• **EXERCISE DETAILS**: Every entry must be copied word for word.

== == ==

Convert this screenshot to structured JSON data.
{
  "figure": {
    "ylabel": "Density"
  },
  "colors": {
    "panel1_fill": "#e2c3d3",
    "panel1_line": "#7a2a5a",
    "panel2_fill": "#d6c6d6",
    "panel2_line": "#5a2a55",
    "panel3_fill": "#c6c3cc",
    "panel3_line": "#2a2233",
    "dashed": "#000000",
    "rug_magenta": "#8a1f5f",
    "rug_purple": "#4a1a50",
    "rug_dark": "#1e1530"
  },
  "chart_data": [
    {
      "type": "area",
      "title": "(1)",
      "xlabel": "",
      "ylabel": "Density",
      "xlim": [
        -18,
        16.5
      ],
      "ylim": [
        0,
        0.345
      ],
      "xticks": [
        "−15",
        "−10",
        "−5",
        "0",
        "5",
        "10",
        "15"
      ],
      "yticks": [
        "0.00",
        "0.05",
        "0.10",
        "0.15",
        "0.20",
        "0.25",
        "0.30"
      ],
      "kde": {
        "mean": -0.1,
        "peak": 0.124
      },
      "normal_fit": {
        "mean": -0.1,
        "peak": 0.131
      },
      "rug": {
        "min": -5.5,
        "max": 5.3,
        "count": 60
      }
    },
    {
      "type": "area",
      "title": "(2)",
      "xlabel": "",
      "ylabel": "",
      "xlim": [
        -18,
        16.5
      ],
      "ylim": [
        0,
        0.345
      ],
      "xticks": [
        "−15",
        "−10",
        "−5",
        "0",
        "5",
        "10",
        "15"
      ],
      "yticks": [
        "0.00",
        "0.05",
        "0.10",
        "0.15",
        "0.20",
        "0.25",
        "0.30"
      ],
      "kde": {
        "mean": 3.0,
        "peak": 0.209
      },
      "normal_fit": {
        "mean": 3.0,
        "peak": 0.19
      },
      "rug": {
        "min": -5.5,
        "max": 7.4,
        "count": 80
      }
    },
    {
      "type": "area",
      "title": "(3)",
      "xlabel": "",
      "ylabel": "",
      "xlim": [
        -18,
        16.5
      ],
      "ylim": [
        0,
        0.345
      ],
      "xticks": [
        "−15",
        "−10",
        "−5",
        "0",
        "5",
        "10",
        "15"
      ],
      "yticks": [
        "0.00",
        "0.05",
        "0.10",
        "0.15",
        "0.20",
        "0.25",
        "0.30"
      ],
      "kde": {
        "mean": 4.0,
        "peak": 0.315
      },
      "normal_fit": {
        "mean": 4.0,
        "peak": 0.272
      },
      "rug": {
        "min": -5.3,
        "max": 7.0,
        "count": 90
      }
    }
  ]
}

== == ==

• **REPLY**:
Convert this screenshot to structured JSON data.
{
  "figure": {
    "ylabel": "Density"
  },
  "colors": {
    "panel1_fill": "#e2c3d3",
    "panel1_line": "#7a2a5a",
    "panel2_fill": "#d6c6d6",
    "panel2_line": "#5a2a55",
    "panel3_fill": "#c6c3cc",
    "panel3_line": "#2a2233",
    "dashed": "#000000",
    "rug_magenta": "#8a1f5f",
    "rug_purple": "#4a1a50",
    "rug_dark": "#1e1530"
  },
  "chart_data": [
    {
      "type": "area",
      "title": "(1)",
      "xlabel": "",
      "ylabel": "Density",
      "xlim": [
        -18,
        16.5
      ],
      "ylim": [
        0,
        0.345
      ],
      "xticks": [
        "−15",
        "−10",
        "−5",
        "0",
        "5",
        "10",
        "15"
      ],
      "yticks": [
        "0.00",
        "0.05",
        "0.10",
        "0.15",
        "0.20",
        "0.25",
        "0.30"
      ],
      "kde": {
        "mean": -0.1,
        "peak": 0.124
      },
      "normal_fit": {
        "mean": -0.1,
        "peak": 0.131
      },
      "rug": {
        "min": -5.5,
        "max": 5.3,
        "count": 60
      }
    },
    {
      "type": "area",
      "title": "(2)",
      "xlabel": "",
      "ylabel": "",
      "xlim": [
        -18,
        16.5
      ],
      "ylim": [
        0,
        0.345
      ],
      "xticks": [
        "−15",
        "−10",
        "−5",
        "0",
        "5",
        "10",
        "15"
      ],
      "yticks": [
        "0.00",
        "0.05",
        "0.10",
        "0.15",
        "0.20",
        "0.25",
        "0.30"
      ],
      "kde": {
        "mean": 3.0,
        "peak": 0.209
      },
      "normal_fit": {
        "mean": 3.0,
        "peak": 0.19
      },
      "rug": {
        "min": -5.5,
        "max": 7.4,
        "count": 80
      }
    },
    {
      "type": "area",
      "title": "(3)",
      "xlabel": "",
      "ylabel": "",
      "xlim": [
        -18,
        16.5
      ],
      "ylim": [
        0,
        0.345
      ],
      "xticks": [
        "−15",
        "−10",
        "−5",
        "0",
        "5",
        "10",
        "15"
      ],
      "yticks": [
        "0.00",
        "0.05",
        "0.10",
        "0.15",
        "0.20",
        "0.25",
        "0.30"
      ],
      "kde": {
        "mean": 4.0,
        "peak": 0.315
      },
      "normal_fit": {
        "mean": 4.0,
        "peak": 0.272
      },
      "rug": {
        "min": -5.3,
        "max": 7.0,
        "count": 90
      }
    }
  ]
}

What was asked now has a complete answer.